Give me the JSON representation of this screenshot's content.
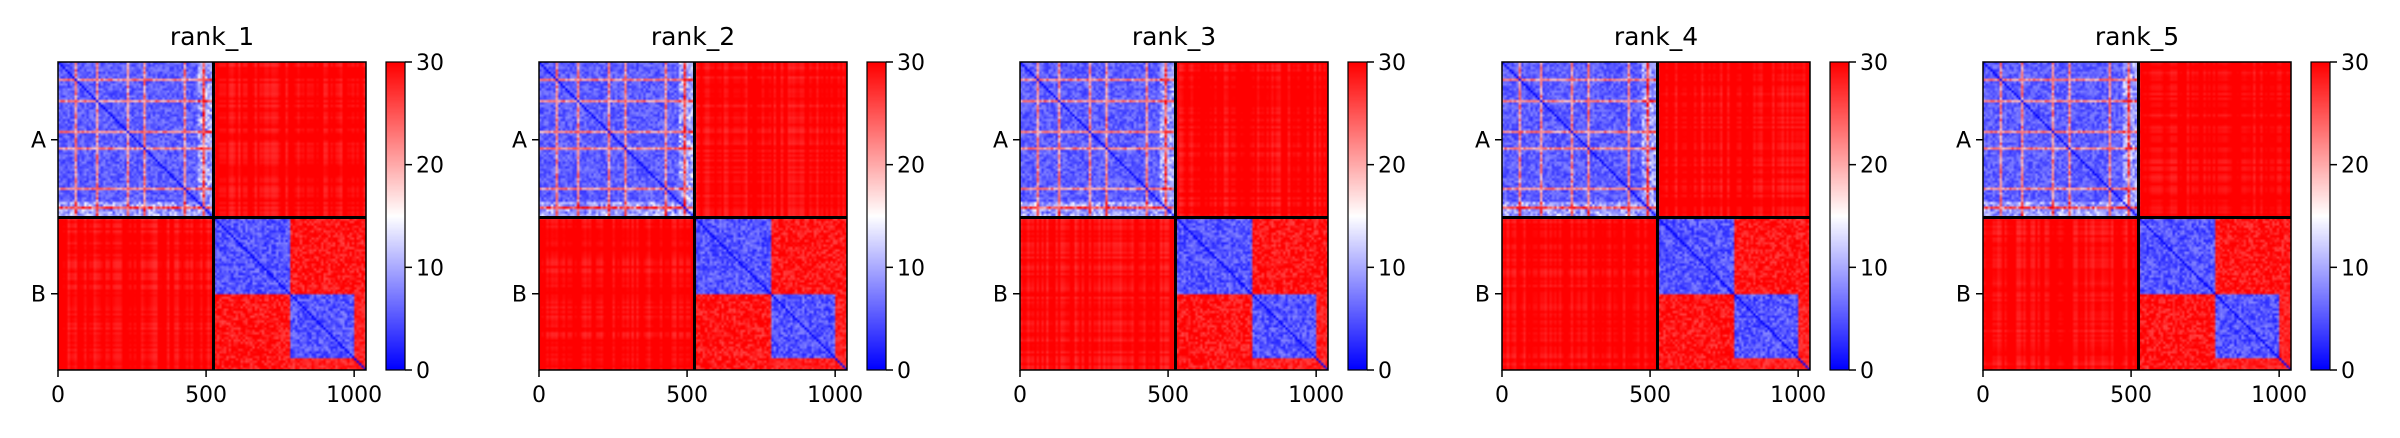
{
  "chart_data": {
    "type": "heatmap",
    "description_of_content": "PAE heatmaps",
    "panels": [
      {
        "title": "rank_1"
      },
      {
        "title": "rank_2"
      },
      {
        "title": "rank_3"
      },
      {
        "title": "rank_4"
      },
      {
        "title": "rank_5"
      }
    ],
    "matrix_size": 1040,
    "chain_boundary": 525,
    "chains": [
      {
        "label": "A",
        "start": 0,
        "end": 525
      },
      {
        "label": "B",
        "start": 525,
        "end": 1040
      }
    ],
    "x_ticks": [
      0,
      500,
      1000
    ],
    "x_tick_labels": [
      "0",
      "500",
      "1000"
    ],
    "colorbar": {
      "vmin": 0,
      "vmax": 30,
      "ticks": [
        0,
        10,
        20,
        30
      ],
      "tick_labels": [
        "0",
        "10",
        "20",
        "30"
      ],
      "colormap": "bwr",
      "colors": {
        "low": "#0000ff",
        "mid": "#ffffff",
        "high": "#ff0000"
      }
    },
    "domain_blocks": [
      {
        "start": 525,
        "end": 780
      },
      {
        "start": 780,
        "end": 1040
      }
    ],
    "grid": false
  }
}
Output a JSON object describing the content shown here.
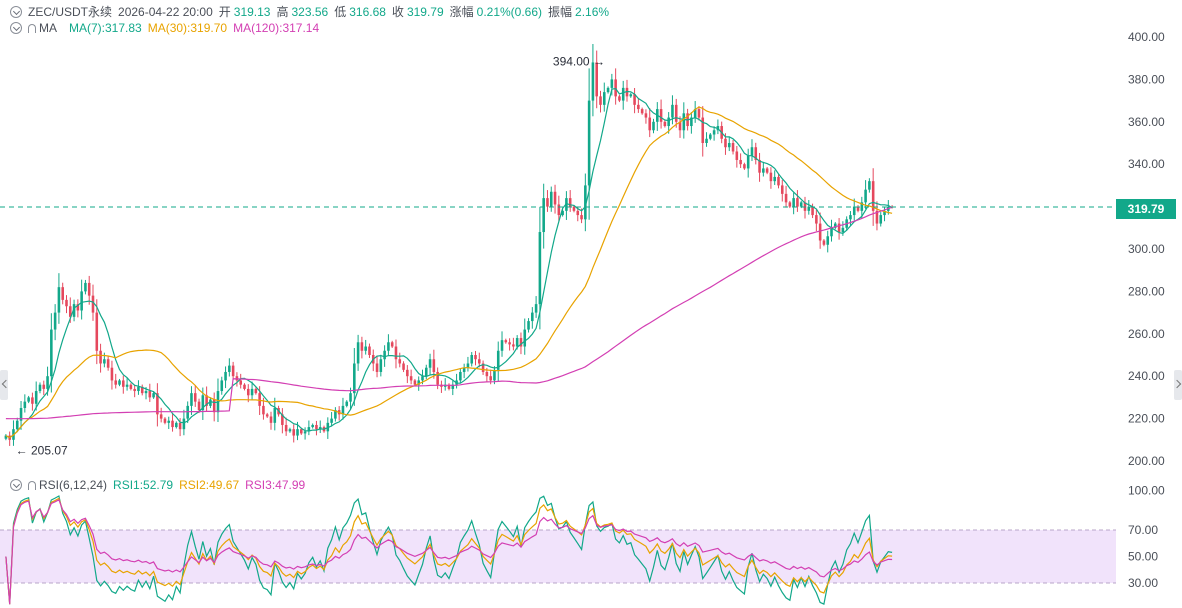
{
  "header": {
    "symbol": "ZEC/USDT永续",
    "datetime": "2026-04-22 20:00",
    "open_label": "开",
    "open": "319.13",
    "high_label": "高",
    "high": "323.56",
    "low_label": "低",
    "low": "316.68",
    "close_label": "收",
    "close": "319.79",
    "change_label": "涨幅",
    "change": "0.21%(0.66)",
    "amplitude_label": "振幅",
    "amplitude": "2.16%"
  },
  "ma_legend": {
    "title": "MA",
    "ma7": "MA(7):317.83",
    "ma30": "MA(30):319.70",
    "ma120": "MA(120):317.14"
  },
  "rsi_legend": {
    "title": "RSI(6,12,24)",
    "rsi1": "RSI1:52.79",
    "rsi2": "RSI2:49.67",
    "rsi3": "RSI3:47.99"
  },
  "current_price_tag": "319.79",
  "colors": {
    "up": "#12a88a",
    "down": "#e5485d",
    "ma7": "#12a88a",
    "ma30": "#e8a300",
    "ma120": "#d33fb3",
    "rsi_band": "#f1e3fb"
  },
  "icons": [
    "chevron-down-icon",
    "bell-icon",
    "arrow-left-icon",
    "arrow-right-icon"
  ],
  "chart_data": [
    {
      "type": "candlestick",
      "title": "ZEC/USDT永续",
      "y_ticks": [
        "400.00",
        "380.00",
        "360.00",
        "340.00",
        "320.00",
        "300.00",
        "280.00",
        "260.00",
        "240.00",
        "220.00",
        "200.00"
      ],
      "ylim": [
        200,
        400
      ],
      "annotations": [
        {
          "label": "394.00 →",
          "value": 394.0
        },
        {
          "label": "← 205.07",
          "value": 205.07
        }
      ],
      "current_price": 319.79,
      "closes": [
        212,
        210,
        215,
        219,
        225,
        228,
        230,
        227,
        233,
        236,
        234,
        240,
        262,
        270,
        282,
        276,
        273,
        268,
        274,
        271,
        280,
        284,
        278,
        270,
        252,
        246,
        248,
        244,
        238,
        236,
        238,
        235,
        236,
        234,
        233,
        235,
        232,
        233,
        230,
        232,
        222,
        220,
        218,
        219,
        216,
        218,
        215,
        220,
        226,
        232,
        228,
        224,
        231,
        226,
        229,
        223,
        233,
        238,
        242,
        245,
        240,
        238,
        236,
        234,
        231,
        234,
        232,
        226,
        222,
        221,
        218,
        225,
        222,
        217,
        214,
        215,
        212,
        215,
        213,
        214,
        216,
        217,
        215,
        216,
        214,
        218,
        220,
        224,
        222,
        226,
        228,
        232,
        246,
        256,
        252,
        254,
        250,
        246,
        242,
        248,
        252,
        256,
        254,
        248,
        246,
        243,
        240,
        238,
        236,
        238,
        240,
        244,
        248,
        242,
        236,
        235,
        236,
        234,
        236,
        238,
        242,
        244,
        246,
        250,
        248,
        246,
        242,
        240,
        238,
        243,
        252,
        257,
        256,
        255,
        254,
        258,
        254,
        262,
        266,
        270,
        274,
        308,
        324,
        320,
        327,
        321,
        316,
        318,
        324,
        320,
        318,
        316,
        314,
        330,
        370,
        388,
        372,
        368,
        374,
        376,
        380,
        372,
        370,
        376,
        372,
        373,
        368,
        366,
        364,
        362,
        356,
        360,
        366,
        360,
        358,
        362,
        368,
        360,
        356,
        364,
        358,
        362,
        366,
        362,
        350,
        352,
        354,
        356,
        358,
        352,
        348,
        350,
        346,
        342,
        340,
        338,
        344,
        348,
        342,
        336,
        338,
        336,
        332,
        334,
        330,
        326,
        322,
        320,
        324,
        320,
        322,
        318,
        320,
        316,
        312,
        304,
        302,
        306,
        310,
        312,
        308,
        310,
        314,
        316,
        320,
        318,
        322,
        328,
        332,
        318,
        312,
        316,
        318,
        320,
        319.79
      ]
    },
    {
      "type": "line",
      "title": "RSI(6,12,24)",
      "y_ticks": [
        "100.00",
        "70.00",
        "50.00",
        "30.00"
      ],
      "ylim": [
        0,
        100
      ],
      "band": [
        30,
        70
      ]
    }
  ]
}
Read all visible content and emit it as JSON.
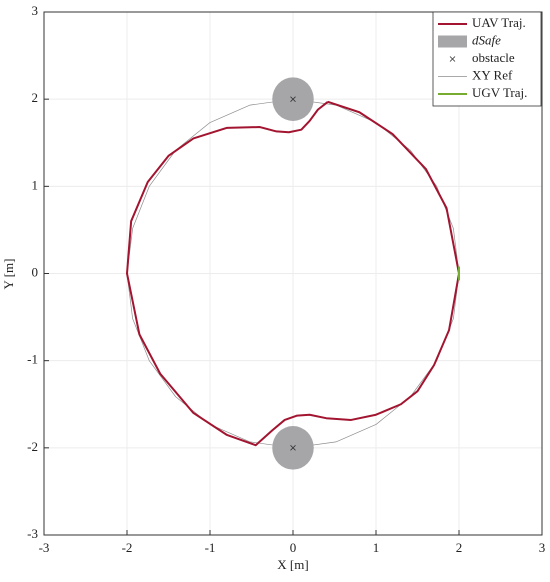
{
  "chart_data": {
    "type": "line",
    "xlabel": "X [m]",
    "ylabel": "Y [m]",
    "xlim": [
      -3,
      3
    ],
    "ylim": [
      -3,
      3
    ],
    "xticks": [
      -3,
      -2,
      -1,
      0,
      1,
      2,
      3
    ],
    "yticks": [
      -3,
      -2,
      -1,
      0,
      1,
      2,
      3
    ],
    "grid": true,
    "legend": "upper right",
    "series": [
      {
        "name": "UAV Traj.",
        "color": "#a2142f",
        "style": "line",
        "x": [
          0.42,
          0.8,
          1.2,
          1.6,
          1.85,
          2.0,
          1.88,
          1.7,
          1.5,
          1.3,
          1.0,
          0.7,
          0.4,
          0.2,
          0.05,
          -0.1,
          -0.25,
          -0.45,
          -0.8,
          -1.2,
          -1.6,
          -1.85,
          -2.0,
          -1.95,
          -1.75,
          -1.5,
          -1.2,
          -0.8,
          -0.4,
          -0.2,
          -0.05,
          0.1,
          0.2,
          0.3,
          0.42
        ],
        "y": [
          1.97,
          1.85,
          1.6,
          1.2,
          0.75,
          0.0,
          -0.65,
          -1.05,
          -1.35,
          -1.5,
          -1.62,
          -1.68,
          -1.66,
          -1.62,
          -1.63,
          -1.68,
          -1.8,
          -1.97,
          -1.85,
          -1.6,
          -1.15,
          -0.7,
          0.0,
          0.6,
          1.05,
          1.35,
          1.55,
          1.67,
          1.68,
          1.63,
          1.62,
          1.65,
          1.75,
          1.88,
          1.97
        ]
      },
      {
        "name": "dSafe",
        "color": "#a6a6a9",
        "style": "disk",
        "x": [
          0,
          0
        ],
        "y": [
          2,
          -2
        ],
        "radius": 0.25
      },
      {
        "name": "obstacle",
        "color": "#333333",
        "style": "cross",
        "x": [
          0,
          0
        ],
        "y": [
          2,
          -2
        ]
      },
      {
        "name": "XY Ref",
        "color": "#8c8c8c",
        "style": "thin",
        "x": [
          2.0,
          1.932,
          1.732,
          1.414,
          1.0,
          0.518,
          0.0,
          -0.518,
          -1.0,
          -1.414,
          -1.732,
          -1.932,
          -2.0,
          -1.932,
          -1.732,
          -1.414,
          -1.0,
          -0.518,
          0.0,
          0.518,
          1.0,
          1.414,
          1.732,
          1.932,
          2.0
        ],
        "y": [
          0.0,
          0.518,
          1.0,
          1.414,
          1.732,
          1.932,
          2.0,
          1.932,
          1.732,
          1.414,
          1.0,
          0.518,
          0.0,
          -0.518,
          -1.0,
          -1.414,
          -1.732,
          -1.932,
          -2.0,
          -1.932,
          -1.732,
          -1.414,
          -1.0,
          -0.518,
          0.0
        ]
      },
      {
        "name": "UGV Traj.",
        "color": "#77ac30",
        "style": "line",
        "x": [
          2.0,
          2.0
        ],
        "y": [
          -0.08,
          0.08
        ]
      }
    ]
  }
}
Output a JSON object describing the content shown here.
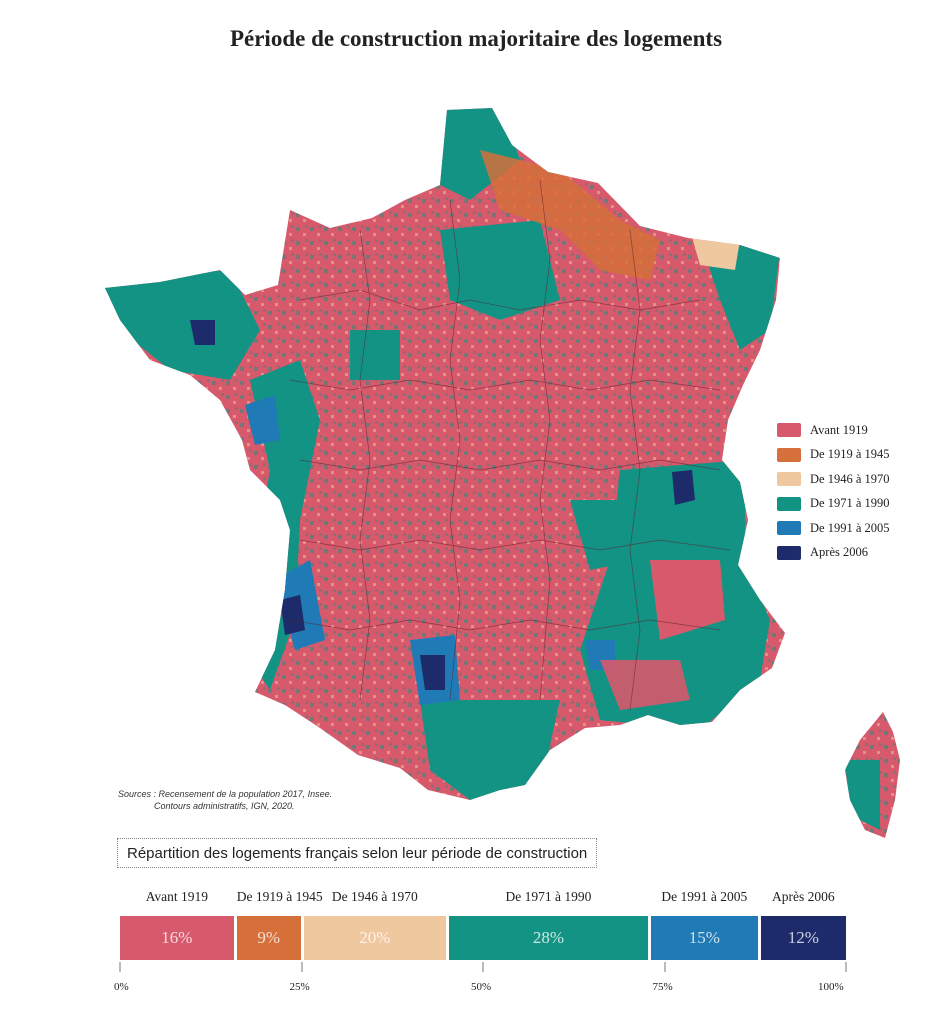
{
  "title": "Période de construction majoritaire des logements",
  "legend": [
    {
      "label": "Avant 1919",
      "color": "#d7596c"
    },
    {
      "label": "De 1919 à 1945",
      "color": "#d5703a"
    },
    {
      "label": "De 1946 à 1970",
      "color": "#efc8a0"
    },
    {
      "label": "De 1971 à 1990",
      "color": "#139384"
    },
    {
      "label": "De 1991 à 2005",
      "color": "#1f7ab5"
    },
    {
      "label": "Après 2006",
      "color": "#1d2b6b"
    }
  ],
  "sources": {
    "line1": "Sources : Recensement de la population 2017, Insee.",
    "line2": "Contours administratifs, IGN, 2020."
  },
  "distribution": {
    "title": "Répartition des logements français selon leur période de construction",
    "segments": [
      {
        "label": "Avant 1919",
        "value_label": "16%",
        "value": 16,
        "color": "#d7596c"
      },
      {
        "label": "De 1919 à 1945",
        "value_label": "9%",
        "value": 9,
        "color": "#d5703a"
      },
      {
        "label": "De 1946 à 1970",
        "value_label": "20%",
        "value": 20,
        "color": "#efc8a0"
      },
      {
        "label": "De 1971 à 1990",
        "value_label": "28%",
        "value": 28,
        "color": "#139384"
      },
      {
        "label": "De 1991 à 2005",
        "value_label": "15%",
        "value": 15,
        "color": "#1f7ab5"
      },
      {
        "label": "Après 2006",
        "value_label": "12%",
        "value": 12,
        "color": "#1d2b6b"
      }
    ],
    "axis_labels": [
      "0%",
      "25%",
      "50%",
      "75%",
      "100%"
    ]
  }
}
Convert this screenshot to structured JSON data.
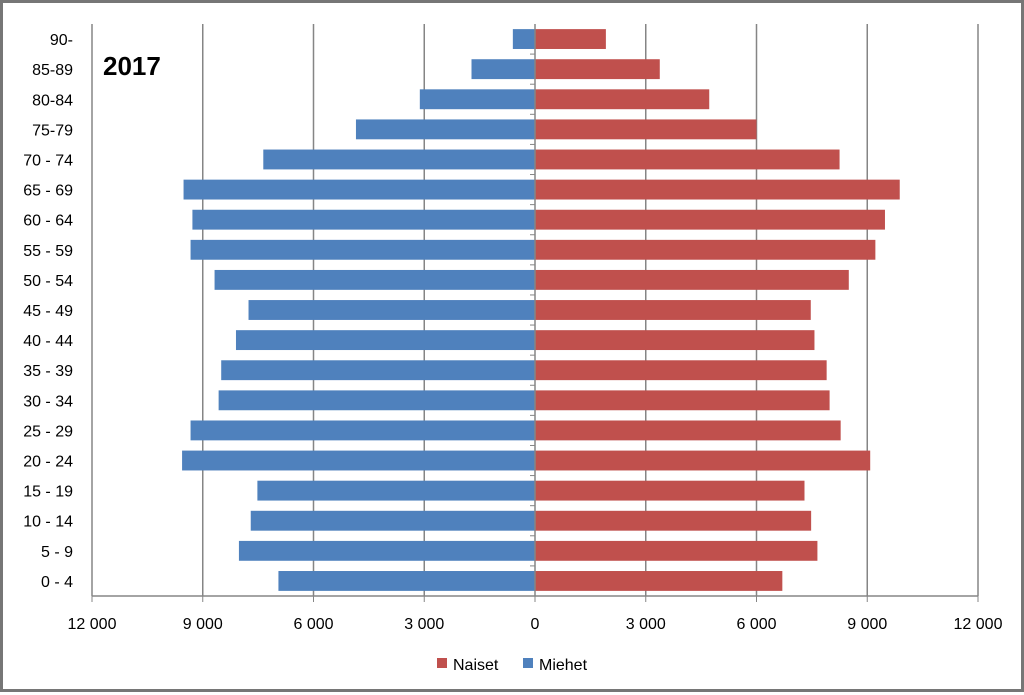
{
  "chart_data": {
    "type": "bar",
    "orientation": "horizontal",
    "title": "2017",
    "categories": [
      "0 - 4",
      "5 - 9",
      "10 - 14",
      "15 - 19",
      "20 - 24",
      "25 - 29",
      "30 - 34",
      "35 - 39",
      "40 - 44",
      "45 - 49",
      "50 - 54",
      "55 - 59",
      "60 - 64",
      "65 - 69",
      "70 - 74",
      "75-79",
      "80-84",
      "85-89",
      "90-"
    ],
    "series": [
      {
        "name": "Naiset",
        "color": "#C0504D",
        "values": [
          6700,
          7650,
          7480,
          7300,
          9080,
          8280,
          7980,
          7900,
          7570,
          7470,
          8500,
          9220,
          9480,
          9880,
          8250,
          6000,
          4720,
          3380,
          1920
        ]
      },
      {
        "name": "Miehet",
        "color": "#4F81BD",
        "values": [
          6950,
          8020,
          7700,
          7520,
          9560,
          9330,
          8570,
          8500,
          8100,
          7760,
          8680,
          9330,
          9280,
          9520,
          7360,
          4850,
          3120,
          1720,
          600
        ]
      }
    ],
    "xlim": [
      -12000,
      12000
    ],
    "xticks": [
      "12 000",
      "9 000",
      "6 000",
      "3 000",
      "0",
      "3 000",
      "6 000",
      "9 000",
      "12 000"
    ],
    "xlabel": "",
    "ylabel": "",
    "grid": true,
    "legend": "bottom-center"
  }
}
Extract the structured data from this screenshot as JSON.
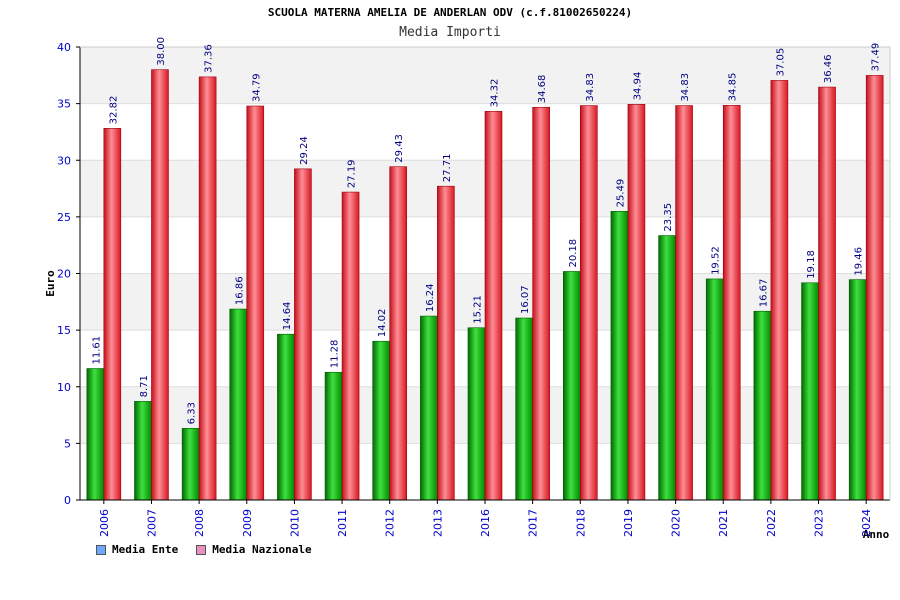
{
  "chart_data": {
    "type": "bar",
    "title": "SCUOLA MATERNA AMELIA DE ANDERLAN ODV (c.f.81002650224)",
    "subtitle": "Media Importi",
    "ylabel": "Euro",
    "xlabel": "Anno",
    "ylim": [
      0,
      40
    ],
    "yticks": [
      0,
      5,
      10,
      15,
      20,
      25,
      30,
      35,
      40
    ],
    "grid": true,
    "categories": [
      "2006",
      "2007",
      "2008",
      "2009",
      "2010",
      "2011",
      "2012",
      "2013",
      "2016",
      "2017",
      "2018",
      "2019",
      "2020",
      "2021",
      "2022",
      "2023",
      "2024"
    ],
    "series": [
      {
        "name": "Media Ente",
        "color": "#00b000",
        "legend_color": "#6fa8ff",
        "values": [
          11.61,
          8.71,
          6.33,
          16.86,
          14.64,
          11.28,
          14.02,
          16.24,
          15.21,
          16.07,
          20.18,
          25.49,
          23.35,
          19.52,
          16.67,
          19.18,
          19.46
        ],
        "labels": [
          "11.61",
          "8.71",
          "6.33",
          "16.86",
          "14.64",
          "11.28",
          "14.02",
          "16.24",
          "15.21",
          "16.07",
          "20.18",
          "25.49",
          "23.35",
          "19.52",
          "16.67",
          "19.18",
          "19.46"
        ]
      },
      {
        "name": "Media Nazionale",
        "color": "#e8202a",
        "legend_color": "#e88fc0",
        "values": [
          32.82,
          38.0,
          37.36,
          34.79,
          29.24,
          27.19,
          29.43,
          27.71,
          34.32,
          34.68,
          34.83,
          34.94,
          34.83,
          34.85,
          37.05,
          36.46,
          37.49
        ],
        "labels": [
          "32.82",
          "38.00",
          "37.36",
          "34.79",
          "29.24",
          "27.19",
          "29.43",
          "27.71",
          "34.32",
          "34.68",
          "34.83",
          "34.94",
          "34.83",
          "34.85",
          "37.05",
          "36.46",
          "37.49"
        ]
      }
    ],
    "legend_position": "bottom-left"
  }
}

···

• [Problem description]
Search the lines above for the string "right" and copy each line that has it.

• [Exercise response]
    "arrow-right-icon"
    "legend": "upper right",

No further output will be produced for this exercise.